* What is being asked:
Once the pictures are set aside, transcribe the remaining data exactly.
══ Materials provided ══
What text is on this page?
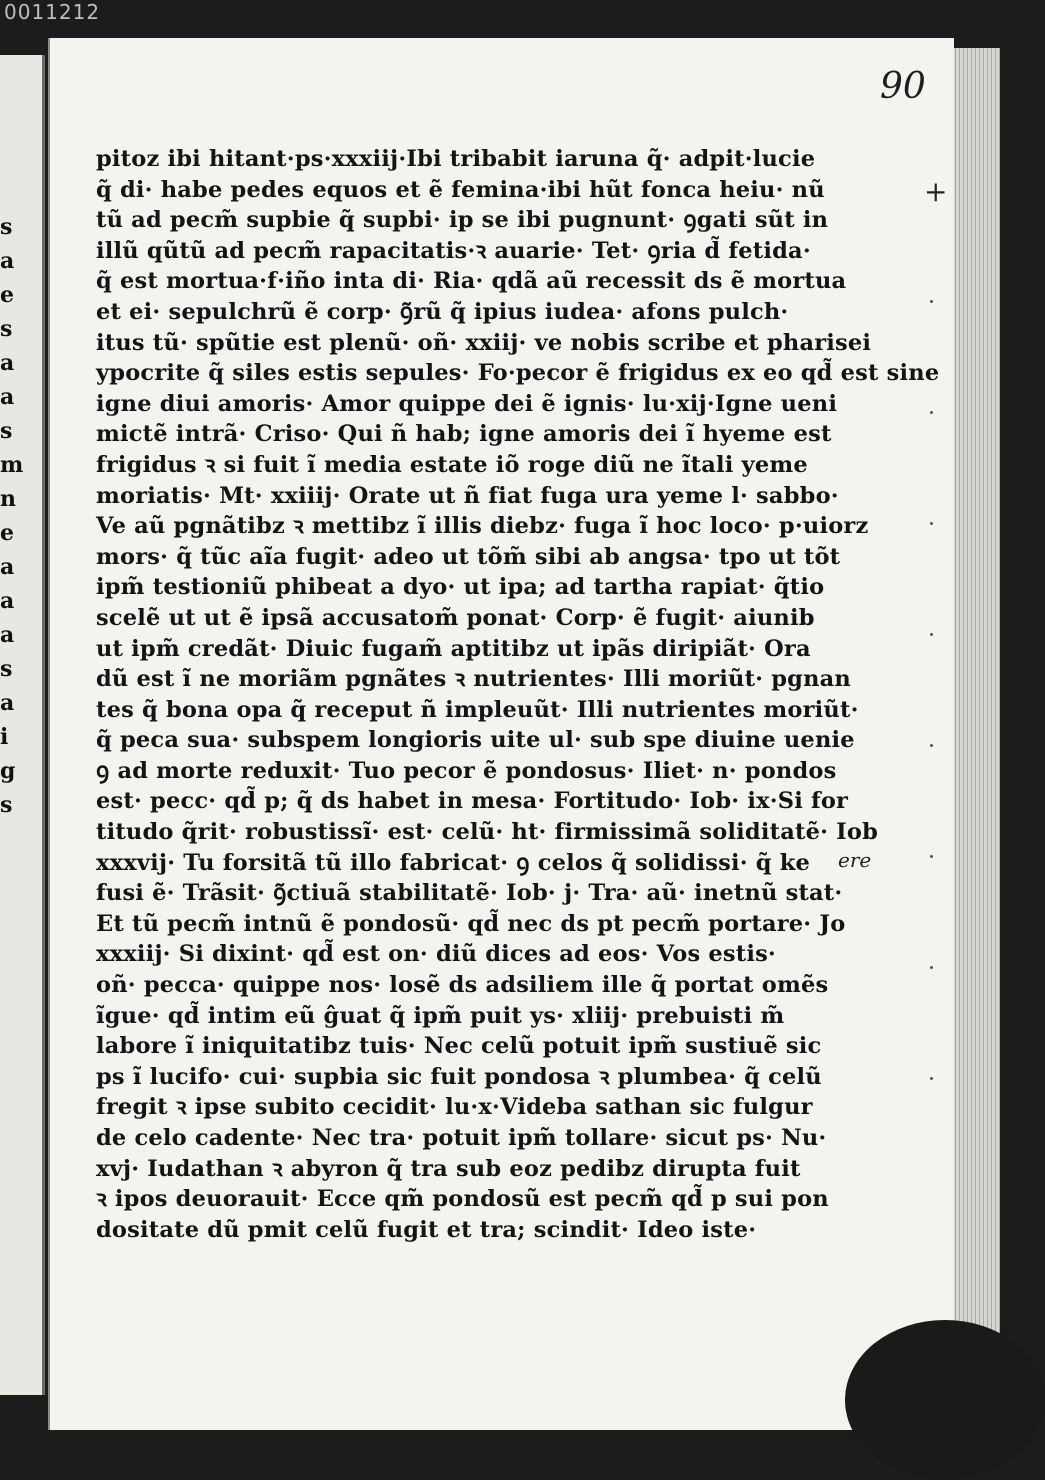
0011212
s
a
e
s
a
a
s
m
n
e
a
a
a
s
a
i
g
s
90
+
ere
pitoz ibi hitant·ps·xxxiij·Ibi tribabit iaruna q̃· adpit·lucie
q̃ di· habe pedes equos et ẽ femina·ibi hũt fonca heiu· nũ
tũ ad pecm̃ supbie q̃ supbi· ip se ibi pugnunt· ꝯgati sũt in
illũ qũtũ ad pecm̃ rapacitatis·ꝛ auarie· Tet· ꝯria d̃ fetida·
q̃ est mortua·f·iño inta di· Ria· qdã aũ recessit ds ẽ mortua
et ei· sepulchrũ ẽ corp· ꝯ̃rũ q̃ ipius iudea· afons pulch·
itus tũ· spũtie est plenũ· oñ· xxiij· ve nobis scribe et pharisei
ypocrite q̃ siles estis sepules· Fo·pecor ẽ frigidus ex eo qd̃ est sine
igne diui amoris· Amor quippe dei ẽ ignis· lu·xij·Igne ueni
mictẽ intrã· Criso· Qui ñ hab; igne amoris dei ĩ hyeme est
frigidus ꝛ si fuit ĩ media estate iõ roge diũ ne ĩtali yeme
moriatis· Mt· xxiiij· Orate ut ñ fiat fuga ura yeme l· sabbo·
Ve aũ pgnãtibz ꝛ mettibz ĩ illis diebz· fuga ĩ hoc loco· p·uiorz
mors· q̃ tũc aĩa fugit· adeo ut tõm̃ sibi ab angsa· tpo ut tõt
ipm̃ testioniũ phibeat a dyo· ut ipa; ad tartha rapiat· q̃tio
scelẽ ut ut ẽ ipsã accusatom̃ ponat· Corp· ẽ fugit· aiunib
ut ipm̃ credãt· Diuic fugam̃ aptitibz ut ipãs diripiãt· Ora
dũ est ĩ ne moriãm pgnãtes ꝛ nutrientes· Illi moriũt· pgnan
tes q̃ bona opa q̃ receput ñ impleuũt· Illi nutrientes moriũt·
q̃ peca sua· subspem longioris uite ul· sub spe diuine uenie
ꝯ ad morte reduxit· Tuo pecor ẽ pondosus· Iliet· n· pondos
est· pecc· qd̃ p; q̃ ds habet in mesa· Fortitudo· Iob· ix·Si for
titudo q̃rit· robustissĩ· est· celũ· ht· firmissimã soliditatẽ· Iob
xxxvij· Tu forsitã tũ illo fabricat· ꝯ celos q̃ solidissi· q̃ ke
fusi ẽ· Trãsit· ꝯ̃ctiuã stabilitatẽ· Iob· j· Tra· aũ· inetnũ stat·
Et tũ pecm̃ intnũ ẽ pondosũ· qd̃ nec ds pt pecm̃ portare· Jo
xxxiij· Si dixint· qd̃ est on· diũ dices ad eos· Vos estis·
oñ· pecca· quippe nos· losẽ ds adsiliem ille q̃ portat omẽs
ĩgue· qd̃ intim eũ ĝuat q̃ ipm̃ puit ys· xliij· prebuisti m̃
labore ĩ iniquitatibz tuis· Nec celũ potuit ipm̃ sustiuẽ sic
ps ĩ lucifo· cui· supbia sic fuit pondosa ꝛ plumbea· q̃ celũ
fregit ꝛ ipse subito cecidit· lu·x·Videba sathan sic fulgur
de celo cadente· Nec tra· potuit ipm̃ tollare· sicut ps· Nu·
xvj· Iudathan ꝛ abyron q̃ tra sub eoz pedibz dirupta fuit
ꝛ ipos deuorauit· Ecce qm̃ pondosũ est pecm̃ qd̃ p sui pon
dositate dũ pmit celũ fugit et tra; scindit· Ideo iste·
═══
* Completed exercise:
What text is on this page?
0011212
s
a
e
s
a
a
s
m
n
e
a
a
a
s
a
i
g
s
90
+
ere
pitoz ibi hitant·ps·xxxiij·Ibi tribabit iaruna q̃· adpit·lucie
q̃ di· habe pedes equos et ẽ femina·ibi hũt fonca heiu· nũ
tũ ad pecm̃ supbie q̃ supbi· ip se ibi pugnunt· ꝯgati sũt in
illũ qũtũ ad pecm̃ rapacitatis·ꝛ auarie· Tet· ꝯria d̃ fetida·
q̃ est mortua·f·iño inta di· Ria· qdã aũ recessit ds ẽ mortua
et ei· sepulchrũ ẽ corp· ꝯ̃rũ q̃ ipius iudea· afons pulch·
itus tũ· spũtie est plenũ· oñ· xxiij· ve nobis scribe et pharisei
ypocrite q̃ siles estis sepules· Fo·pecor ẽ frigidus ex eo qd̃ est sine
igne diui amoris· Amor quippe dei ẽ ignis· lu·xij·Igne ueni
mictẽ intrã· Criso· Qui ñ hab; igne amoris dei ĩ hyeme est
frigidus ꝛ si fuit ĩ media estate iõ roge diũ ne ĩtali yeme
moriatis· Mt· xxiiij· Orate ut ñ fiat fuga ura yeme l· sabbo·
Ve aũ pgnãtibz ꝛ mettibz ĩ illis diebz· fuga ĩ hoc loco· p·uiorz
mors· q̃ tũc aĩa fugit· adeo ut tõm̃ sibi ab angsa· tpo ut tõt
ipm̃ testioniũ phibeat a dyo· ut ipa; ad tartha rapiat· q̃tio
scelẽ ut ut ẽ ipsã accusatom̃ ponat· Corp· ẽ fugit· aiunib
ut ipm̃ credãt· Diuic fugam̃ aptitibz ut ipãs diripiãt· Ora
dũ est ĩ ne moriãm pgnãtes ꝛ nutrientes· Illi moriũt· pgnan
tes q̃ bona opa q̃ receput ñ impleuũt· Illi nutrientes moriũt·
q̃ peca sua· subspem longioris uite ul· sub spe diuine uenie
ꝯ ad morte reduxit· Tuo pecor ẽ pondosus· Iliet· n· pondos
est· pecc· qd̃ p; q̃ ds habet in mesa· Fortitudo· Iob· ix·Si for
titudo q̃rit· robustissĩ· est· celũ· ht· firmissimã soliditatẽ· Iob
xxxvij· Tu forsitã tũ illo fabricat· ꝯ celos q̃ solidissi· q̃ ke
fusi ẽ· Trãsit· ꝯ̃ctiuã stabilitatẽ· Iob· j· Tra· aũ· inetnũ stat·
Et tũ pecm̃ intnũ ẽ pondosũ· qd̃ nec ds pt pecm̃ portare· Jo
xxxiij· Si dixint· qd̃ est on· diũ dices ad eos· Vos estis·
oñ· pecca· quippe nos· losẽ ds adsiliem ille q̃ portat omẽs
ĩgue· qd̃ intim eũ ĝuat q̃ ipm̃ puit ys· xliij· prebuisti m̃
labore ĩ iniquitatibz tuis· Nec celũ potuit ipm̃ sustiuẽ sic
ps ĩ lucifo· cui· supbia sic fuit pondosa ꝛ plumbea· q̃ celũ
fregit ꝛ ipse subito cecidit· lu·x·Videba sathan sic fulgur
de celo cadente· Nec tra· potuit ipm̃ tollare· sicut ps· Nu·
xvj· Iudathan ꝛ abyron q̃ tra sub eoz pedibz dirupta fuit
ꝛ ipos deuorauit· Ecce qm̃ pondosũ est pecm̃ qd̃ p sui pon
dositate dũ pmit celũ fugit et tra; scindit· Ideo iste·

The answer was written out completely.